=== What is being asked ===
Strip the pictures and reproduce the rest of the listing exactly.

- - -

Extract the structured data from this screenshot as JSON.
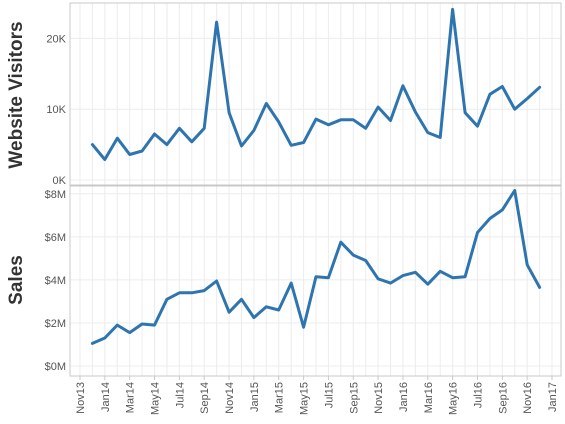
{
  "chart_data": [
    {
      "type": "line",
      "ylabel": "Website Visitors",
      "ylim": [
        0,
        25000
      ],
      "yticks": [
        0,
        10000,
        20000
      ],
      "ytick_labels": [
        "0K",
        "10K",
        "20K"
      ],
      "grid": true,
      "color": "#2e75b0",
      "x": [
        "2013-12",
        "2014-01",
        "2014-02",
        "2014-03",
        "2014-04",
        "2014-05",
        "2014-06",
        "2014-07",
        "2014-08",
        "2014-09",
        "2014-10",
        "2014-11",
        "2014-12",
        "2015-01",
        "2015-02",
        "2015-03",
        "2015-04",
        "2015-05",
        "2015-06",
        "2015-07",
        "2015-08",
        "2015-09",
        "2015-10",
        "2015-11",
        "2015-12",
        "2016-01",
        "2016-02",
        "2016-03",
        "2016-04",
        "2016-05",
        "2016-06",
        "2016-07",
        "2016-08",
        "2016-09",
        "2016-10",
        "2016-11",
        "2016-12"
      ],
      "values": [
        5000,
        2900,
        5900,
        3600,
        4100,
        6500,
        5000,
        7300,
        5400,
        7300,
        22300,
        9500,
        4800,
        7000,
        10800,
        8200,
        4900,
        5300,
        8600,
        7800,
        8500,
        8500,
        7300,
        10300,
        8400,
        13300,
        9600,
        6700,
        6000,
        24100,
        9500,
        7600,
        12100,
        13200,
        10000,
        11500,
        13100
      ]
    },
    {
      "type": "line",
      "ylabel": "Sales",
      "ylim": [
        0,
        8500000
      ],
      "yticks": [
        0,
        2000000,
        4000000,
        6000000,
        8000000
      ],
      "ytick_labels": [
        "$0M",
        "$2M",
        "$4M",
        "$6M",
        "$8M"
      ],
      "grid": true,
      "color": "#2e75b0",
      "x": [
        "2013-12",
        "2014-01",
        "2014-02",
        "2014-03",
        "2014-04",
        "2014-05",
        "2014-06",
        "2014-07",
        "2014-08",
        "2014-09",
        "2014-10",
        "2014-11",
        "2014-12",
        "2015-01",
        "2015-02",
        "2015-03",
        "2015-04",
        "2015-05",
        "2015-06",
        "2015-07",
        "2015-08",
        "2015-09",
        "2015-10",
        "2015-11",
        "2015-12",
        "2016-01",
        "2016-02",
        "2016-03",
        "2016-04",
        "2016-05",
        "2016-06",
        "2016-07",
        "2016-08",
        "2016-09",
        "2016-10",
        "2016-11",
        "2016-12"
      ],
      "values": [
        1050000,
        1300000,
        1900000,
        1550000,
        1950000,
        1900000,
        3100000,
        3400000,
        3400000,
        3500000,
        3950000,
        2500000,
        3100000,
        2250000,
        2750000,
        2600000,
        3850000,
        1800000,
        4150000,
        4100000,
        5750000,
        5150000,
        4900000,
        4050000,
        3850000,
        4200000,
        4350000,
        3800000,
        4400000,
        4100000,
        4150000,
        6200000,
        6850000,
        7250000,
        8150000,
        4700000,
        3650000
      ]
    }
  ],
  "x_axis": {
    "start": "2013-11",
    "end": "2017-01",
    "tick_labels": [
      "Nov13",
      "Jan14",
      "Mar14",
      "May14",
      "Jul14",
      "Sep14",
      "Nov14",
      "Jan15",
      "Mar15",
      "May15",
      "Jul15",
      "Sep15",
      "Nov15",
      "Jan16",
      "Mar16",
      "May16",
      "Jul16",
      "Sep16",
      "Nov16",
      "Jan17"
    ]
  }
}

- - -

=== Exercise answer ===
Extract the structured data from this screenshot as JSON.
{
  "chart_data": [
    {
      "type": "line",
      "ylabel": "Website Visitors",
      "ylim": [
        0,
        25000
      ],
      "yticks": [
        0,
        10000,
        20000
      ],
      "ytick_labels": [
        "0K",
        "10K",
        "20K"
      ],
      "grid": true,
      "color": "#2e75b0",
      "x": [
        "2013-12",
        "2014-01",
        "2014-02",
        "2014-03",
        "2014-04",
        "2014-05",
        "2014-06",
        "2014-07",
        "2014-08",
        "2014-09",
        "2014-10",
        "2014-11",
        "2014-12",
        "2015-01",
        "2015-02",
        "2015-03",
        "2015-04",
        "2015-05",
        "2015-06",
        "2015-07",
        "2015-08",
        "2015-09",
        "2015-10",
        "2015-11",
        "2015-12",
        "2016-01",
        "2016-02",
        "2016-03",
        "2016-04",
        "2016-05",
        "2016-06",
        "2016-07",
        "2016-08",
        "2016-09",
        "2016-10",
        "2016-11",
        "2016-12"
      ],
      "values": [
        5000,
        2900,
        5900,
        3600,
        4100,
        6500,
        5000,
        7300,
        5400,
        7300,
        22300,
        9500,
        4800,
        7000,
        10800,
        8200,
        4900,
        5300,
        8600,
        7800,
        8500,
        8500,
        7300,
        10300,
        8400,
        13300,
        9600,
        6700,
        6000,
        24100,
        9500,
        7600,
        12100,
        13200,
        10000,
        11500,
        13100
      ]
    },
    {
      "type": "line",
      "ylabel": "Sales",
      "ylim": [
        0,
        8500000
      ],
      "yticks": [
        0,
        2000000,
        4000000,
        6000000,
        8000000
      ],
      "ytick_labels": [
        "$0M",
        "$2M",
        "$4M",
        "$6M",
        "$8M"
      ],
      "grid": true,
      "color": "#2e75b0",
      "x": [
        "2013-12",
        "2014-01",
        "2014-02",
        "2014-03",
        "2014-04",
        "2014-05",
        "2014-06",
        "2014-07",
        "2014-08",
        "2014-09",
        "2014-10",
        "2014-11",
        "2014-12",
        "2015-01",
        "2015-02",
        "2015-03",
        "2015-04",
        "2015-05",
        "2015-06",
        "2015-07",
        "2015-08",
        "2015-09",
        "2015-10",
        "2015-11",
        "2015-12",
        "2016-01",
        "2016-02",
        "2016-03",
        "2016-04",
        "2016-05",
        "2016-06",
        "2016-07",
        "2016-08",
        "2016-09",
        "2016-10",
        "2016-11",
        "2016-12"
      ],
      "values": [
        1050000,
        1300000,
        1900000,
        1550000,
        1950000,
        1900000,
        3100000,
        3400000,
        3400000,
        3500000,
        3950000,
        2500000,
        3100000,
        2250000,
        2750000,
        2600000,
        3850000,
        1800000,
        4150000,
        4100000,
        5750000,
        5150000,
        4900000,
        4050000,
        3850000,
        4200000,
        4350000,
        3800000,
        4400000,
        4100000,
        4150000,
        6200000,
        6850000,
        7250000,
        8150000,
        4700000,
        3650000
      ]
    }
  ],
  "x_axis": {
    "start": "2013-11",
    "end": "2017-01",
    "tick_labels": [
      "Nov13",
      "Jan14",
      "Mar14",
      "May14",
      "Jul14",
      "Sep14",
      "Nov14",
      "Jan15",
      "Mar15",
      "May15",
      "Jul15",
      "Sep15",
      "Nov15",
      "Jan16",
      "Mar16",
      "May16",
      "Jul16",
      "Sep16",
      "Nov16",
      "Jan17"
    ]
  }
}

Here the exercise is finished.